Figure record listings
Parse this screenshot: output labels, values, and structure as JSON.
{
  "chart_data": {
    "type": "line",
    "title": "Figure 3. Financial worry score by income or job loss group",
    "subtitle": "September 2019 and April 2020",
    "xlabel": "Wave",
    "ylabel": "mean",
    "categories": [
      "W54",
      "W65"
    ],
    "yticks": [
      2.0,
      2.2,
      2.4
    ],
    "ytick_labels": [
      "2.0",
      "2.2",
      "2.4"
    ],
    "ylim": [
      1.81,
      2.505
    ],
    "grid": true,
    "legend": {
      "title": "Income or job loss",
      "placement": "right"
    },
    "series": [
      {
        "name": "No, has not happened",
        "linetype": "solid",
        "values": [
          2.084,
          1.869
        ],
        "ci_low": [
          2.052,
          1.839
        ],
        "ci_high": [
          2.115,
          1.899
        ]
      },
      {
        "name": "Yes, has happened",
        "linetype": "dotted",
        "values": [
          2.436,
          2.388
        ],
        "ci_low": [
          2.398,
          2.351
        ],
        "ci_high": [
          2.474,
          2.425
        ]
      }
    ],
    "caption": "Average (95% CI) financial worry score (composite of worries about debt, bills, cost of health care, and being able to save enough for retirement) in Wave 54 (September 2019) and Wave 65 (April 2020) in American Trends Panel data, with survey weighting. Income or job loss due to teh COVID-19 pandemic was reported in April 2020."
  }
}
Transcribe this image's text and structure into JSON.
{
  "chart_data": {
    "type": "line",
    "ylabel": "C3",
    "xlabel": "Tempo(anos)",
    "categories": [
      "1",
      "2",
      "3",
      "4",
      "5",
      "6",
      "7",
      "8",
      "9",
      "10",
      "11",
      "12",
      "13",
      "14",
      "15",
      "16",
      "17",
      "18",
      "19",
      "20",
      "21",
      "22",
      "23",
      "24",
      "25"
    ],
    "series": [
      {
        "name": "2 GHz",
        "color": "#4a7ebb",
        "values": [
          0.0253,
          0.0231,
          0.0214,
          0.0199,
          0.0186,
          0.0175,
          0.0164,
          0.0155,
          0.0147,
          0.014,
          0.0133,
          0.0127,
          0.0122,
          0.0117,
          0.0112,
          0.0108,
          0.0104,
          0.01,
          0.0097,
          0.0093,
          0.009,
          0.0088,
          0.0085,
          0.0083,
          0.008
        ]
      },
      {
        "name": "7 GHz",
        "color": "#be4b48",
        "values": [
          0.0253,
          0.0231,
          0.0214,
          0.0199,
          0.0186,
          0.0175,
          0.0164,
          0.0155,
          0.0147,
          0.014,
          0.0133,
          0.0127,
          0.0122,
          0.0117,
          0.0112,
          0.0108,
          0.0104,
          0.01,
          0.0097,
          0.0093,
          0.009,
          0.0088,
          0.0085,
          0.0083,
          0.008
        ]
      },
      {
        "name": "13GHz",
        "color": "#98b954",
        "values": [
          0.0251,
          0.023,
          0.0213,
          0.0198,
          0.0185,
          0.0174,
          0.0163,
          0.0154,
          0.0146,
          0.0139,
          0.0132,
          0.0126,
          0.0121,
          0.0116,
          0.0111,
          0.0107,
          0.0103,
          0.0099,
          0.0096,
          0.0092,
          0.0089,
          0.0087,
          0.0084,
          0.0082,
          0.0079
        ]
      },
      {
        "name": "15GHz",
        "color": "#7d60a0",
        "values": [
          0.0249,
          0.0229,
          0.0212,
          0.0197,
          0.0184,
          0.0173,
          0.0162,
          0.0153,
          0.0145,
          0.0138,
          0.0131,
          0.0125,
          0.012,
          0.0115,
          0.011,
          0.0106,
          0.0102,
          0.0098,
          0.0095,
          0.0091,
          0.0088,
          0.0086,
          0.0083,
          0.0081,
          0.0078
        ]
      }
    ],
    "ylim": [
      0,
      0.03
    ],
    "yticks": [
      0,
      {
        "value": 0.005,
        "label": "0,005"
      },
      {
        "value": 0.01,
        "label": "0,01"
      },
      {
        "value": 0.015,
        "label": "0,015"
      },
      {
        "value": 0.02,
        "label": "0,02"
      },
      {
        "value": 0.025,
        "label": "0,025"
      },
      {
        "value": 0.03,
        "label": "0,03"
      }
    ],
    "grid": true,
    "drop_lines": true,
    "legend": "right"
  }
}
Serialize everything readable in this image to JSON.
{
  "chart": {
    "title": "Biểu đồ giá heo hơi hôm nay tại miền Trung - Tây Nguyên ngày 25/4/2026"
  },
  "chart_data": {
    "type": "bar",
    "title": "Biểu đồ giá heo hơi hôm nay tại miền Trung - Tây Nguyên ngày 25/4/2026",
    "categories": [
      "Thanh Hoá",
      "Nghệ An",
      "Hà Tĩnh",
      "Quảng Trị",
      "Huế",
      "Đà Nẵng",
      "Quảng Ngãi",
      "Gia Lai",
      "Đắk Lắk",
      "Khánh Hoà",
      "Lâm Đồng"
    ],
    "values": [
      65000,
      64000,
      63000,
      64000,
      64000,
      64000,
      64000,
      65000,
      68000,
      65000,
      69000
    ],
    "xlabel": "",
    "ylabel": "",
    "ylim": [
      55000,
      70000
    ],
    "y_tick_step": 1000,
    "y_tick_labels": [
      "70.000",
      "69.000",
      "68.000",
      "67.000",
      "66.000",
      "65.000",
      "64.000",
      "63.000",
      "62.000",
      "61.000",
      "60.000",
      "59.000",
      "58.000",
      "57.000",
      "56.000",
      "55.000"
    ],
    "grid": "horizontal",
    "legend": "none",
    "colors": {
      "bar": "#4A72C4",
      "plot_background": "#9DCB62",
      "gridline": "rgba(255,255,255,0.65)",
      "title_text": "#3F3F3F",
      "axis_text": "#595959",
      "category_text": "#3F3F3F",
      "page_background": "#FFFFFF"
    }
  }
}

• [Exercise requirements] Return the whole listing exactly.

• [Solution for this problem]
Parse this screenshot: output labels, values, and structure as JSON.
{
  "chart_data": {
    "type": "line",
    "title": "Figure 3. Financial worry score by income or job loss group",
    "subtitle": "September 2019 and April 2020",
    "xlabel": "Wave",
    "ylabel": "mean",
    "categories": [
      "W54",
      "W65"
    ],
    "yticks": [
      2.0,
      2.2,
      2.4
    ],
    "ytick_labels": [
      "2.0",
      "2.2",
      "2.4"
    ],
    "ylim": [
      1.81,
      2.505
    ],
    "grid": true,
    "legend": {
      "title": "Income or job loss",
      "placement": "right"
    },
    "series": [
      {
        "name": "No, has not happened",
        "linetype": "solid",
        "values": [
          2.084,
          1.869
        ],
        "ci_low": [
          2.052,
          1.839
        ],
        "ci_high": [
          2.115,
          1.899
        ]
      },
      {
        "name": "Yes, has happened",
        "linetype": "dotted",
        "values": [
          2.436,
          2.388
        ],
        "ci_low": [
          2.398,
          2.351
        ],
        "ci_high": [
          2.474,
          2.425
        ]
      }
    ],
    "caption": "Average (95% CI) financial worry score (composite of worries about debt, bills, cost of health care, and being able to save enough for retirement) in Wave 54 (September 2019) and Wave 65 (April 2020) in American Trends Panel data, with survey weighting. Income or job loss due to teh COVID-19 pandemic was reported in April 2020."
  }
}
Transcribe this image's text and structure into JSON.
{
  "chart_data": {
    "type": "line",
    "ylabel": "C3",
    "xlabel": "Tempo(anos)",
    "categories": [
      "1",
      "2",
      "3",
      "4",
      "5",
      "6",
      "7",
      "8",
      "9",
      "10",
      "11",
      "12",
      "13",
      "14",
      "15",
      "16",
      "17",
      "18",
      "19",
      "20",
      "21",
      "22",
      "23",
      "24",
      "25"
    ],
    "series": [
      {
        "name": "2 GHz",
        "color": "#4a7ebb",
        "values": [
          0.0253,
          0.0231,
          0.0214,
          0.0199,
          0.0186,
          0.0175,
          0.0164,
          0.0155,
          0.0147,
          0.014,
          0.0133,
          0.0127,
          0.0122,
          0.0117,
          0.0112,
          0.0108,
          0.0104,
          0.01,
          0.0097,
          0.0093,
          0.009,
          0.0088,
          0.0085,
          0.0083,
          0.008
        ]
      },
      {
        "name": "7 GHz",
        "color": "#be4b48",
        "values": [
          0.0253,
          0.0231,
          0.0214,
          0.0199,
          0.0186,
          0.0175,
          0.0164,
          0.0155,
          0.0147,
          0.014,
          0.0133,
          0.0127,
          0.0122,
          0.0117,
          0.0112,
          0.0108,
          0.0104,
          0.01,
          0.0097,
          0.0093,
          0.009,
          0.0088,
          0.0085,
          0.0083,
          0.008
        ]
      },
      {
        "name": "13GHz",
        "color": "#98b954",
        "values": [
          0.0251,
          0.023,
          0.0213,
          0.0198,
          0.0185,
          0.0174,
          0.0163,
          0.0154,
          0.0146,
          0.0139,
          0.0132,
          0.0126,
          0.0121,
          0.0116,
          0.0111,
          0.0107,
          0.0103,
          0.0099,
          0.0096,
          0.0092,
          0.0089,
          0.0087,
          0.0084,
          0.0082,
          0.0079
        ]
      },
      {
        "name": "15GHz",
        "color": "#7d60a0",
        "values": [
          0.0249,
          0.0229,
          0.0212,
          0.0197,
          0.0184,
          0.0173,
          0.0162,
          0.0153,
          0.0145,
          0.0138,
          0.0131,
          0.0125,
          0.012,
          0.0115,
          0.011,
          0.0106,
          0.0102,
          0.0098,
          0.0095,
          0.0091,
          0.0088,
          0.0086,
          0.0083,
          0.0081,
          0.0078
        ]
      }
    ],
    "ylim": [
      0,
      0.03
    ],
    "yticks": [
      0,
      {
        "value": 0.005,
        "label": "0,005"
      },
      {
        "value": 0.01,
        "label": "0,01"
      },
      {
        "value": 0.015,
        "label": "0,015"
      },
      {
        "value": 0.02,
        "label": "0,02"
      },
      {
        "value": 0.025,
        "label": "0,025"
      },
      {
        "value": 0.03,
        "label": "0,03"
      }
    ],
    "grid": true,
    "drop_lines": true,
    "legend": "right"
  }
}
Serialize everything readable in this image to JSON.
{
  "chart": {
    "title": "Biểu đồ giá heo hơi hôm nay tại miền Trung - Tây Nguyên ngày 25/4/2026"
  },
  "chart_data": {
    "type": "bar",
    "title": "Biểu đồ giá heo hơi hôm nay tại miền Trung - Tây Nguyên ngày 25/4/2026",
    "categories": [
      "Thanh Hoá",
      "Nghệ An",
      "Hà Tĩnh",
      "Quảng Trị",
      "Huế",
      "Đà Nẵng",
      "Quảng Ngãi",
      "Gia Lai",
      "Đắk Lắk",
      "Khánh Hoà",
      "Lâm Đồng"
    ],
    "values": [
      65000,
      64000,
      63000,
      64000,
      64000,
      64000,
      64000,
      65000,
      68000,
      65000,
      69000
    ],
    "xlabel": "",
    "ylabel": "",
    "ylim": [
      55000,
      70000
    ],
    "y_tick_step": 1000,
    "y_tick_labels": [
      "70.000",
      "69.000",
      "68.000",
      "67.000",
      "66.000",
      "65.000",
      "64.000",
      "63.000",
      "62.000",
      "61.000",
      "60.000",
      "59.000",
      "58.000",
      "57.000",
      "56.000",
      "55.000"
    ],
    "grid": "horizontal",
    "legend": "none",
    "colors": {
      "bar": "#4A72C4",
      "plot_background": "#9DCB62",
      "gridline": "rgba(255,255,255,0.65)",
      "title_text": "#3F3F3F",
      "axis_text": "#595959",
      "category_text": "#3F3F3F",
      "page_background": "#FFFFFF"
    }
  }
}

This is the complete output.